_WORK INSTRUCTION_. Exact copies of the records below are required.

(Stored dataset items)

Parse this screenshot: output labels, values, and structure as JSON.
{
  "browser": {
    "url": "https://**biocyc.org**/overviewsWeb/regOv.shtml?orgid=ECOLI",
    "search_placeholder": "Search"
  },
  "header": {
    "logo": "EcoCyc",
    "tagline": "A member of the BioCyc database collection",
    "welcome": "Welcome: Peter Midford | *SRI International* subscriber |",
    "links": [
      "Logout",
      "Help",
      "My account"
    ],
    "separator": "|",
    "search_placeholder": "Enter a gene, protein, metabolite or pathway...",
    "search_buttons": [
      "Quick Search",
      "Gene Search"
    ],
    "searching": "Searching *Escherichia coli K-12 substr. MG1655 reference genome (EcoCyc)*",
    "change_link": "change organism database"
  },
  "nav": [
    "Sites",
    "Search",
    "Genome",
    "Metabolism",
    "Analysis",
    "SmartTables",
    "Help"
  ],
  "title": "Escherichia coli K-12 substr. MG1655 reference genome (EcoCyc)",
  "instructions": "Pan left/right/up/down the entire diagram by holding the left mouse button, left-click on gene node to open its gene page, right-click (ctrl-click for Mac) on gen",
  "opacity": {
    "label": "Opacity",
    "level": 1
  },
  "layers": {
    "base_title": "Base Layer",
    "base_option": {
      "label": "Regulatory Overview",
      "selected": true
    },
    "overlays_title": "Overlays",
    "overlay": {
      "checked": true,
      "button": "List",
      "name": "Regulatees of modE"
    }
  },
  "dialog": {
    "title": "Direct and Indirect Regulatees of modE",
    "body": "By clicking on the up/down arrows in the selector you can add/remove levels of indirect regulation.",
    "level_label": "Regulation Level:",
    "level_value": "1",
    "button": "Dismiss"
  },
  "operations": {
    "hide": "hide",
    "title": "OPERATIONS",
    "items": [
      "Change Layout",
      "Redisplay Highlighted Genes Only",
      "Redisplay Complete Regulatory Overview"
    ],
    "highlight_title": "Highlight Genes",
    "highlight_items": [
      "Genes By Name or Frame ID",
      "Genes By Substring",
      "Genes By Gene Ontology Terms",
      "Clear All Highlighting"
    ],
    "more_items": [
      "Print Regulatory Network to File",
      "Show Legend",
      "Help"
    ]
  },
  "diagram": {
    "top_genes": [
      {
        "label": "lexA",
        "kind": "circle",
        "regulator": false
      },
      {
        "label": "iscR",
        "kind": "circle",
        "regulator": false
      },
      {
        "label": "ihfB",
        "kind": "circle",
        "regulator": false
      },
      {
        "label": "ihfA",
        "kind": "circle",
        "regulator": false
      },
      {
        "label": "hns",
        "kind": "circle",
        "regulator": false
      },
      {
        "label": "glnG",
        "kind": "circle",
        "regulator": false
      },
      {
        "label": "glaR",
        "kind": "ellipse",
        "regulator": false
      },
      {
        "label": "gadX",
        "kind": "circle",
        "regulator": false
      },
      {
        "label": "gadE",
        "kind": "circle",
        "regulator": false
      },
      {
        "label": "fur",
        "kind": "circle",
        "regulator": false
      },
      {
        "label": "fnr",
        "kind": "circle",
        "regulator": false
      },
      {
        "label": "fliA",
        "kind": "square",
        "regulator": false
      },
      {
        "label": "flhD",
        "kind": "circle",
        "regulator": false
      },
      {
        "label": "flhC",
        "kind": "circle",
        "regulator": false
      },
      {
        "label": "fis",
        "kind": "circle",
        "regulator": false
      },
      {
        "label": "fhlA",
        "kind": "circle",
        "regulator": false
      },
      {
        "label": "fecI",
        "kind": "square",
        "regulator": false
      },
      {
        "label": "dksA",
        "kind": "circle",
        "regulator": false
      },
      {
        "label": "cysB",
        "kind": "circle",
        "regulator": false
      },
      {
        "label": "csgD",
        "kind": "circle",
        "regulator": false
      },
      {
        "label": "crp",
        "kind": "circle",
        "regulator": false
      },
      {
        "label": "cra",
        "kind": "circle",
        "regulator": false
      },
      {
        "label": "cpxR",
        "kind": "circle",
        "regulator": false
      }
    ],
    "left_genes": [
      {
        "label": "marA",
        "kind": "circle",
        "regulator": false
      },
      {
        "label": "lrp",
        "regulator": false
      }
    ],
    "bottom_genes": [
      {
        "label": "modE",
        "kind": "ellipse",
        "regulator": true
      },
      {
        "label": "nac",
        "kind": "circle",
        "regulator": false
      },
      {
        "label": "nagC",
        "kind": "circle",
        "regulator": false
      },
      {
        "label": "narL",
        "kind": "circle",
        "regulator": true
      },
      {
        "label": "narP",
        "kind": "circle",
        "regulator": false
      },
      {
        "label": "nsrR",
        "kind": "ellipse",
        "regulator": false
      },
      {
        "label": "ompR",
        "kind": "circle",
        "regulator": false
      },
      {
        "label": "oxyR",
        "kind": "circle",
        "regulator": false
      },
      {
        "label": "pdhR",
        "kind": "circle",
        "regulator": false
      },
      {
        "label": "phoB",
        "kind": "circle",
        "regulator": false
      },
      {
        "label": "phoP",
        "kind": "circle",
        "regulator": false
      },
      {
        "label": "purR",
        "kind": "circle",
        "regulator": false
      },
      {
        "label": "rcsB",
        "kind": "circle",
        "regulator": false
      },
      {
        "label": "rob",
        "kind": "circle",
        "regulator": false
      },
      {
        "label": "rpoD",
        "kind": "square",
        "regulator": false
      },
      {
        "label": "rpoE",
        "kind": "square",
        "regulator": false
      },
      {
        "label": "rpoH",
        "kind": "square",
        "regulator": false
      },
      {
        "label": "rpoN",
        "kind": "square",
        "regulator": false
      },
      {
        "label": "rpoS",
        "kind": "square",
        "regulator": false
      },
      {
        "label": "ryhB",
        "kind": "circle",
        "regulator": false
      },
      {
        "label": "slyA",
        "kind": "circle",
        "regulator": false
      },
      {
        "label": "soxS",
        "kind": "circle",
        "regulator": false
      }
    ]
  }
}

_ANSWER SECTION_.
Parse this screenshot: output labels, values, and structure as JSON.
{
  "browser": {
    "url": "https://**biocyc.org**/overviewsWeb/regOv.shtml?orgid=ECOLI",
    "search_placeholder": "Search"
  },
  "header": {
    "logo": "EcoCyc",
    "tagline": "A member of the BioCyc database collection",
    "welcome": "Welcome: Peter Midford | *SRI International* subscriber |",
    "links": [
      "Logout",
      "Help",
      "My account"
    ],
    "separator": "|",
    "search_placeholder": "Enter a gene, protein, metabolite or pathway...",
    "search_buttons": [
      "Quick Search",
      "Gene Search"
    ],
    "searching": "Searching *Escherichia coli K-12 substr. MG1655 reference genome (EcoCyc)*",
    "change_link": "change organism database"
  },
  "nav": [
    "Sites",
    "Search",
    "Genome",
    "Metabolism",
    "Analysis",
    "SmartTables",
    "Help"
  ],
  "title": "Escherichia coli K-12 substr. MG1655 reference genome (EcoCyc)",
  "instructions": "Pan left/right/up/down the entire diagram by holding the left mouse button, left-click on gene node to open its gene page, right-click (ctrl-click for Mac) on gen",
  "opacity": {
    "label": "Opacity",
    "level": 1
  },
  "layers": {
    "base_title": "Base Layer",
    "base_option": {
      "label": "Regulatory Overview",
      "selected": true
    },
    "overlays_title": "Overlays",
    "overlay": {
      "checked": true,
      "button": "List",
      "name": "Regulatees of modE"
    }
  },
  "dialog": {
    "title": "Direct and Indirect Regulatees of modE",
    "body": "By clicking on the up/down arrows in the selector you can add/remove levels of indirect regulation.",
    "level_label": "Regulation Level:",
    "level_value": "1",
    "button": "Dismiss"
  },
  "operations": {
    "hide": "hide",
    "title": "OPERATIONS",
    "items": [
      "Change Layout",
      "Redisplay Highlighted Genes Only",
      "Redisplay Complete Regulatory Overview"
    ],
    "highlight_title": "Highlight Genes",
    "highlight_items": [
      "Genes By Name or Frame ID",
      "Genes By Substring",
      "Genes By Gene Ontology Terms",
      "Clear All Highlighting"
    ],
    "more_items": [
      "Print Regulatory Network to File",
      "Show Legend",
      "Help"
    ]
  },
  "diagram": {
    "top_genes": [
      {
        "label": "lexA",
        "kind": "circle",
        "regulator": false
      },
      {
        "label": "iscR",
        "kind": "circle",
        "regulator": false
      },
      {
        "label": "ihfB",
        "kind": "circle",
        "regulator": false
      },
      {
        "label": "ihfA",
        "kind": "circle",
        "regulator": false
      },
      {
        "label": "hns",
        "kind": "circle",
        "regulator": false
      },
      {
        "label": "glnG",
        "kind": "circle",
        "regulator": false
      },
      {
        "label": "glaR",
        "kind": "ellipse",
        "regulator": false
      },
      {
        "label": "gadX",
        "kind": "circle",
        "regulator": false
      },
      {
        "label": "gadE",
        "kind": "circle",
        "regulator": false
      },
      {
        "label": "fur",
        "kind": "circle",
        "regulator": false
      },
      {
        "label": "fnr",
        "kind": "circle",
        "regulator": false
      },
      {
        "label": "fliA",
        "kind": "square",
        "regulator": false
      },
      {
        "label": "flhD",
        "kind": "circle",
        "regulator": false
      },
      {
        "label": "flhC",
        "kind": "circle",
        "regulator": false
      },
      {
        "label": "fis",
        "kind": "circle",
        "regulator": false
      },
      {
        "label": "fhlA",
        "kind": "circle",
        "regulator": false
      },
      {
        "label": "fecI",
        "kind": "square",
        "regulator": false
      },
      {
        "label": "dksA",
        "kind": "circle",
        "regulator": false
      },
      {
        "label": "cysB",
        "kind": "circle",
        "regulator": false
      },
      {
        "label": "csgD",
        "kind": "circle",
        "regulator": false
      },
      {
        "label": "crp",
        "kind": "circle",
        "regulator": false
      },
      {
        "label": "cra",
        "kind": "circle",
        "regulator": false
      },
      {
        "label": "cpxR",
        "kind": "circle",
        "regulator": false
      }
    ],
    "left_genes": [
      {
        "label": "marA",
        "kind": "circle",
        "regulator": false
      },
      {
        "label": "lrp",
        "regulator": false
      }
    ],
    "bottom_genes": [
      {
        "label": "modE",
        "kind": "ellipse",
        "regulator": true
      },
      {
        "label": "nac",
        "kind": "circle",
        "regulator": false
      },
      {
        "label": "nagC",
        "kind": "circle",
        "regulator": false
      },
      {
        "label": "narL",
        "kind": "circle",
        "regulator": true
      },
      {
        "label": "narP",
        "kind": "circle",
        "regulator": false
      },
      {
        "label": "nsrR",
        "kind": "ellipse",
        "regulator": false
      },
      {
        "label": "ompR",
        "kind": "circle",
        "regulator": false
      },
      {
        "label": "oxyR",
        "kind": "circle",
        "regulator": false
      },
      {
        "label": "pdhR",
        "kind": "circle",
        "regulator": false
      },
      {
        "label": "phoB",
        "kind": "circle",
        "regulator": false
      },
      {
        "label": "phoP",
        "kind": "circle",
        "regulator": false
      },
      {
        "label": "purR",
        "kind": "circle",
        "regulator": false
      },
      {
        "label": "rcsB",
        "kind": "circle",
        "regulator": false
      },
      {
        "label": "rob",
        "kind": "circle",
        "regulator": false
      },
      {
        "label": "rpoD",
        "kind": "square",
        "regulator": false
      },
      {
        "label": "rpoE",
        "kind": "square",
        "regulator": false
      },
      {
        "label": "rpoH",
        "kind": "square",
        "regulator": false
      },
      {
        "label": "rpoN",
        "kind": "square",
        "regulator": false
      },
      {
        "label": "rpoS",
        "kind": "square",
        "regulator": false
      },
      {
        "label": "ryhB",
        "kind": "circle",
        "regulator": false
      },
      {
        "label": "slyA",
        "kind": "circle",
        "regulator": false
      },
      {
        "label": "soxS",
        "kind": "circle",
        "regulator": false
      }
    ]
  }
}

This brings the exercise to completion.